## Job
Report all lines from the entries below in which "JSON" appears.

## Records supplied
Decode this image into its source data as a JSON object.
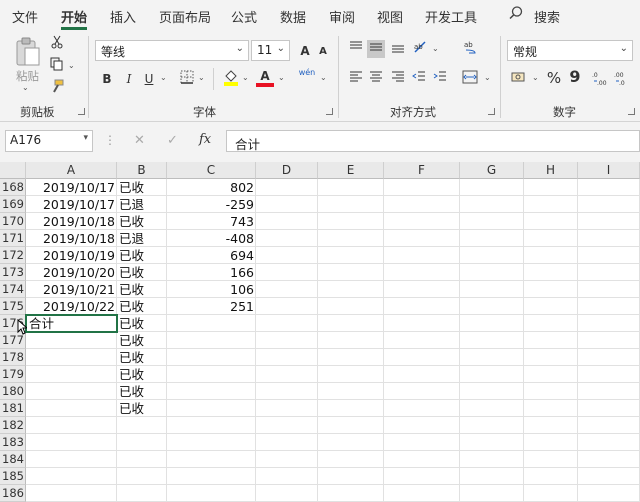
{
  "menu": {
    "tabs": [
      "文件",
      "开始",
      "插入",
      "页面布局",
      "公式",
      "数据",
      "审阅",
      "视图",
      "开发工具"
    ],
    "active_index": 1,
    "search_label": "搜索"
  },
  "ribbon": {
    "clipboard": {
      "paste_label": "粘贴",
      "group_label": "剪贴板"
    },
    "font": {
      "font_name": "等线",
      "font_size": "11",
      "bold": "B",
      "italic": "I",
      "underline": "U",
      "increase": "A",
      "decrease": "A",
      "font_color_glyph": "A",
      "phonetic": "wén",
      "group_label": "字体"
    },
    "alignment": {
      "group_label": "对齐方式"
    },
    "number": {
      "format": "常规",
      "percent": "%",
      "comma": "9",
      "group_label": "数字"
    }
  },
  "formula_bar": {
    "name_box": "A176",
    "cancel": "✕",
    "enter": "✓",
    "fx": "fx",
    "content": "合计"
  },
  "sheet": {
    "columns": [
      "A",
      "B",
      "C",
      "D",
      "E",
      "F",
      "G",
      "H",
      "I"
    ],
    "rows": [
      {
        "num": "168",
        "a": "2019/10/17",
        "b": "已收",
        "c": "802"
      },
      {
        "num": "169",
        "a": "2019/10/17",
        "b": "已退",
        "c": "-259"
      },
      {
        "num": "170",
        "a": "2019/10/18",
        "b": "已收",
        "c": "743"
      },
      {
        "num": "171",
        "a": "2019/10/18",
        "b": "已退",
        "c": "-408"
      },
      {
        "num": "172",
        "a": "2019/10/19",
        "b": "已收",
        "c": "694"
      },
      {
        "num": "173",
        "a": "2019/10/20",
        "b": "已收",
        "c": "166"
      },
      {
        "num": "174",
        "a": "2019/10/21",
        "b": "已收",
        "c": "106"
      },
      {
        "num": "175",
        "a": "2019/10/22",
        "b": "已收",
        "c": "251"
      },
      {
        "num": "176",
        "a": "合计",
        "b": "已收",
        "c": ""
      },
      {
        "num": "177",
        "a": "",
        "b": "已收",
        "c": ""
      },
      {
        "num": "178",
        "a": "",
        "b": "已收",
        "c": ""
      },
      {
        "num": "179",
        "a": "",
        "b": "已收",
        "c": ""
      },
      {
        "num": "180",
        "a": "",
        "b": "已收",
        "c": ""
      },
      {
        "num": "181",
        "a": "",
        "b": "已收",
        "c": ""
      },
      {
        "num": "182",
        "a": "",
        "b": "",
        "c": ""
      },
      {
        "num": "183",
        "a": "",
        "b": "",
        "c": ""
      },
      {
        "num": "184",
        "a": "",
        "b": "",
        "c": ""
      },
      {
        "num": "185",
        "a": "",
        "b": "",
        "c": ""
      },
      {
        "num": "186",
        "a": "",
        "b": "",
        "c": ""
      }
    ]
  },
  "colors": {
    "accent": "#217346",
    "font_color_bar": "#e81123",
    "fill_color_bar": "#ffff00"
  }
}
* * *
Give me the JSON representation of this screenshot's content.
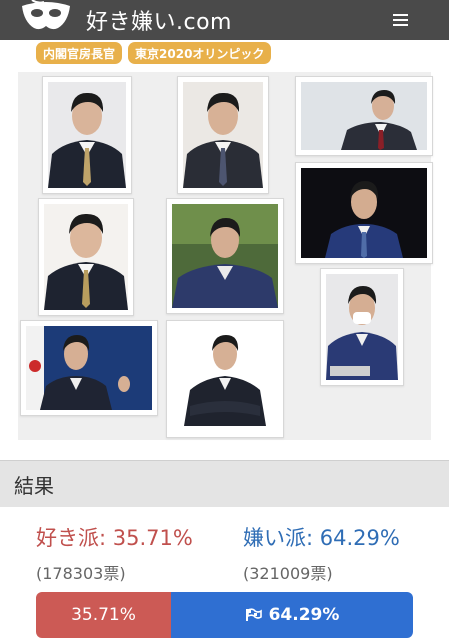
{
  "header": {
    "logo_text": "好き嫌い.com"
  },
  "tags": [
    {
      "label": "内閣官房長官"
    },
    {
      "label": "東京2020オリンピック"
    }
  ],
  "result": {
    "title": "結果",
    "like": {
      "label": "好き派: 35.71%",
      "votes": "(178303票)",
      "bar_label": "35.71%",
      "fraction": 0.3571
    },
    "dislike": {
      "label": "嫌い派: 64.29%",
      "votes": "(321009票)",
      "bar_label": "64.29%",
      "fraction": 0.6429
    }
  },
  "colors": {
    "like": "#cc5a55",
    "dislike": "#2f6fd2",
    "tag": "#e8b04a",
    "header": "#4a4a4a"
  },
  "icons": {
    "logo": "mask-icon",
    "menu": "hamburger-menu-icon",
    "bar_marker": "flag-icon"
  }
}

## Exercise answer
Decode this image into its source data as a JSON object.
Give me the JSON representation of this screenshot's content.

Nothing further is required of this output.